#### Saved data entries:
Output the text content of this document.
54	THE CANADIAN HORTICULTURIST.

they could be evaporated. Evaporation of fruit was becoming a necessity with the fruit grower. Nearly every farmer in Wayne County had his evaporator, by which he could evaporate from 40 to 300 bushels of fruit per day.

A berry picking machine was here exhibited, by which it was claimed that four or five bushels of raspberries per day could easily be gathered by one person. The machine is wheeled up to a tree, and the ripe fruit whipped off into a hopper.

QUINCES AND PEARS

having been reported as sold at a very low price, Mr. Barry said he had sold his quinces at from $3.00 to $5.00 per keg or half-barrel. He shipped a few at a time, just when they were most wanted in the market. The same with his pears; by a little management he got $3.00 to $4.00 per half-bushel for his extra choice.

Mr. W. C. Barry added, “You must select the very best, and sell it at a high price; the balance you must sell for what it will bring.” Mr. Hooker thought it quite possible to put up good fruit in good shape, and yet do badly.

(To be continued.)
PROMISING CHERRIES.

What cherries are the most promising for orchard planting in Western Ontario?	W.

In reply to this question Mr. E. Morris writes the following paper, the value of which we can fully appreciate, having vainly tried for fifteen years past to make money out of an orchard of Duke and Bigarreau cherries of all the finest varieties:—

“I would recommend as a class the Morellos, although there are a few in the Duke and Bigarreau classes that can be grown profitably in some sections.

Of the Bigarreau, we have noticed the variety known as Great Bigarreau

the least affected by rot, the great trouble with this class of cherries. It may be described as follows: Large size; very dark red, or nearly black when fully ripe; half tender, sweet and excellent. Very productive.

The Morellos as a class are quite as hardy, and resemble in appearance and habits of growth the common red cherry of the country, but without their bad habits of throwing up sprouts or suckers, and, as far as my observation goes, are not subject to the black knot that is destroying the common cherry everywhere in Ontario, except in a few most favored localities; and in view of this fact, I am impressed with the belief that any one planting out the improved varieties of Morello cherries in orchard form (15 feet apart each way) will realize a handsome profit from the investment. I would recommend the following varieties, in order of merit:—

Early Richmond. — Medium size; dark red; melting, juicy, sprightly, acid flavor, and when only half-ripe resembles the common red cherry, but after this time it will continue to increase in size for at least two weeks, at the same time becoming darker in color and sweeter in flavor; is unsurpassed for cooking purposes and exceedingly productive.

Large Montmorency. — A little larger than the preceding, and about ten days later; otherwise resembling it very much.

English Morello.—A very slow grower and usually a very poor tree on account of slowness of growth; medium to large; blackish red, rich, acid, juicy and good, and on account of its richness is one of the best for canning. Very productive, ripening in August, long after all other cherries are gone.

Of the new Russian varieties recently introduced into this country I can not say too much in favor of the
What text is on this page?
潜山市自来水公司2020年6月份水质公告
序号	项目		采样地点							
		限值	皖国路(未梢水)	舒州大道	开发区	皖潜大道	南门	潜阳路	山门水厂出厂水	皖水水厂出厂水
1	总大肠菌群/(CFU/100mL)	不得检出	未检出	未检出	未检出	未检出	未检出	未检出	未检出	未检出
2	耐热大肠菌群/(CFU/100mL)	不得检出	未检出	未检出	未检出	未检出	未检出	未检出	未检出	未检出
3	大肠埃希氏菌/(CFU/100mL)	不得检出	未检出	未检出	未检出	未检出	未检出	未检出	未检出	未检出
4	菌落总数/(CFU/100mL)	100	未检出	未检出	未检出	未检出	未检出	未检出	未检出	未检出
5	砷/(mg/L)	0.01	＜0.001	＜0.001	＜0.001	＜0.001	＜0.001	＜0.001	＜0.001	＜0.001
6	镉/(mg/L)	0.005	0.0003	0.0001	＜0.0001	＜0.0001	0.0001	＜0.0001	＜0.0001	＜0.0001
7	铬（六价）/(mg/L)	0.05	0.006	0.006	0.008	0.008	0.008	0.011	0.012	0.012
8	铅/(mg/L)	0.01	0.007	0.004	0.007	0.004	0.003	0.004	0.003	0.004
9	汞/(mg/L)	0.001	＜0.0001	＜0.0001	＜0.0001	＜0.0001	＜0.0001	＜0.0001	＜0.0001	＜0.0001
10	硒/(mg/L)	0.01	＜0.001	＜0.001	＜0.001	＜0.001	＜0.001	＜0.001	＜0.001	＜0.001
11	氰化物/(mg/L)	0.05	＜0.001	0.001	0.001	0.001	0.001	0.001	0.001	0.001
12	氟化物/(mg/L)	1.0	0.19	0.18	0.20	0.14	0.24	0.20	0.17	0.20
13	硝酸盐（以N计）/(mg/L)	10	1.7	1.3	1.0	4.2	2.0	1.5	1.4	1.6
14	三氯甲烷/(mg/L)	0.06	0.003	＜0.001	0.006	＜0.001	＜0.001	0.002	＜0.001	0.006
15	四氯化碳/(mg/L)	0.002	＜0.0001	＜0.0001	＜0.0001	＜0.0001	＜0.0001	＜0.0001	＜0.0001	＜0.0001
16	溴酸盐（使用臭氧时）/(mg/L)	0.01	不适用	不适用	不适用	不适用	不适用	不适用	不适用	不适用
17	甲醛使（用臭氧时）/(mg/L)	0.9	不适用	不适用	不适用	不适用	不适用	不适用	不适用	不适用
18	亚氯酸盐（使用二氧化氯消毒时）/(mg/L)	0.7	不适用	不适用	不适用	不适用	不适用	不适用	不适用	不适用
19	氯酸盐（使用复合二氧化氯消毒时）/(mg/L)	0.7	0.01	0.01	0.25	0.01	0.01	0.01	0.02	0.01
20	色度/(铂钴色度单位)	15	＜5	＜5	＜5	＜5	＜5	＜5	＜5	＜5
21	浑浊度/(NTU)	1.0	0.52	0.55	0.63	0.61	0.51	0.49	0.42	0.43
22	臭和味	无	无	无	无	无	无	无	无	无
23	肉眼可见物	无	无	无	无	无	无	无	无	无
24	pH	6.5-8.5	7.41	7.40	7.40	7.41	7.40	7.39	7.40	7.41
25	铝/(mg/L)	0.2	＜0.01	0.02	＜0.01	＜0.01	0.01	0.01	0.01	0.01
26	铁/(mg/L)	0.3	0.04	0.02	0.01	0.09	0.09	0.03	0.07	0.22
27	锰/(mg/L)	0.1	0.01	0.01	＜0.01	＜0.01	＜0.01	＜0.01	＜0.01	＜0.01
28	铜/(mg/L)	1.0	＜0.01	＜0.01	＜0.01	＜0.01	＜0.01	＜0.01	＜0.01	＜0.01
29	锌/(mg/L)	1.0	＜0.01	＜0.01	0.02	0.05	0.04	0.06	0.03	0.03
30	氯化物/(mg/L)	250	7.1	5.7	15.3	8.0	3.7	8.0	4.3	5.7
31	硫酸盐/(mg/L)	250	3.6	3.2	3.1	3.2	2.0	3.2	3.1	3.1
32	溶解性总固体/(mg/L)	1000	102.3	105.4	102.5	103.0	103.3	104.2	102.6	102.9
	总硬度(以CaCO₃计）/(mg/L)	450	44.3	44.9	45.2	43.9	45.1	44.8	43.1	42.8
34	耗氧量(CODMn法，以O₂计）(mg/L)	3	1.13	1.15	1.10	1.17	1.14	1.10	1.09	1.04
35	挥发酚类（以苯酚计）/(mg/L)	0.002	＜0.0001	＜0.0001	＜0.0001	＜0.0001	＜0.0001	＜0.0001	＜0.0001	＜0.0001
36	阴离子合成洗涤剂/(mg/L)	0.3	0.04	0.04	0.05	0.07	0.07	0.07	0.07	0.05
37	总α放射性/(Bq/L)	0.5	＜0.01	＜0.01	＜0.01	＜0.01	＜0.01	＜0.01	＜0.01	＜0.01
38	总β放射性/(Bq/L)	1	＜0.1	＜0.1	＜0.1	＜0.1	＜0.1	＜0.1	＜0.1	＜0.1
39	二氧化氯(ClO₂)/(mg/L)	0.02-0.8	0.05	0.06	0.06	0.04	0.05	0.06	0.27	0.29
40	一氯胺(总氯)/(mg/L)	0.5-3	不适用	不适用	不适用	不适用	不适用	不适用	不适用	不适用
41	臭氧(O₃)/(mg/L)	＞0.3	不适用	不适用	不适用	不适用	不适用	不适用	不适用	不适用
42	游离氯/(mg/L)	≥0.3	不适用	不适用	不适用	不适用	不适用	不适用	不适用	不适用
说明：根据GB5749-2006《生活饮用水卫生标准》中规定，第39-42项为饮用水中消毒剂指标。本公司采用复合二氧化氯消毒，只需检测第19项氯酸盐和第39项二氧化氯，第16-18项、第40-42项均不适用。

#### Requirement:
Wherever "text" shows up in a line, copy that line.

#### Correct response:
Output the text content of this document.
What text is on this page?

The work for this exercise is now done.